▶ Task statement: Extract every line below that contains the word "color".

▶ Listed records:

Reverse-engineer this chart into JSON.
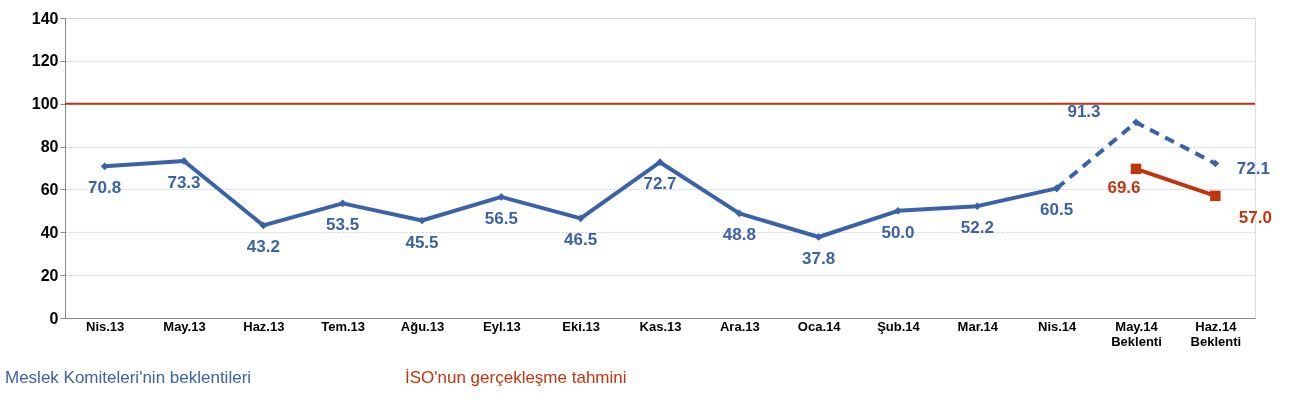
{
  "chart_data": {
    "type": "line",
    "categories": [
      "Nis.13",
      "May.13",
      "Haz.13",
      "Tem.13",
      "Ağu.13",
      "Eyl.13",
      "Eki.13",
      "Kas.13",
      "Ara.13",
      "Oca.14",
      "Şub.14",
      "Mar.14",
      "Nis.14",
      "May.14 Beklenti",
      "Haz.14 Beklenti"
    ],
    "series": [
      {
        "name": "Meslek Komiteleri'nin beklentileri",
        "color": "#3a62a8",
        "marker": "diamond",
        "line_style": "solid",
        "values": [
          70.8,
          73.3,
          43.2,
          53.5,
          45.5,
          56.5,
          46.5,
          72.7,
          48.8,
          37.8,
          50.0,
          52.2,
          60.5,
          null,
          null
        ],
        "value_labels": [
          "70.8",
          "73.3",
          "43.2",
          "53.5",
          "45.5",
          "56.5",
          "46.5",
          "72.7",
          "48.8",
          "37.8",
          "50.0",
          "52.2",
          "60.5",
          null,
          null
        ]
      },
      {
        "color": "#3a62a8",
        "marker": "diamond",
        "line_style": "dashed",
        "values": [
          null,
          null,
          null,
          null,
          null,
          null,
          null,
          null,
          null,
          null,
          null,
          null,
          60.5,
          91.3,
          72.1
        ],
        "value_labels": [
          null,
          null,
          null,
          null,
          null,
          null,
          null,
          null,
          null,
          null,
          null,
          null,
          null,
          "91.3",
          "72.1"
        ]
      },
      {
        "name": "İSO'nun gerçekleşme tahmini",
        "color": "#c0360c",
        "marker": "square",
        "line_style": "solid",
        "values": [
          null,
          null,
          null,
          null,
          null,
          null,
          null,
          null,
          null,
          null,
          null,
          null,
          null,
          69.6,
          57.0
        ],
        "value_labels": [
          null,
          null,
          null,
          null,
          null,
          null,
          null,
          null,
          null,
          null,
          null,
          null,
          null,
          "69.6",
          "57.0"
        ]
      }
    ],
    "ylim": [
      0,
      140
    ],
    "yticks": [
      0,
      20,
      40,
      60,
      80,
      100,
      120,
      140
    ],
    "ref_lines": [
      {
        "axis": "y",
        "value": 100,
        "color": "#c0360c"
      }
    ],
    "grid": "y",
    "legend": "bottom"
  }
}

▶ Output for this exercise:
        "color": "#3a62a8",
        "color": "#3a62a8",
        "color": "#c0360c",
        "color": "#c0360c"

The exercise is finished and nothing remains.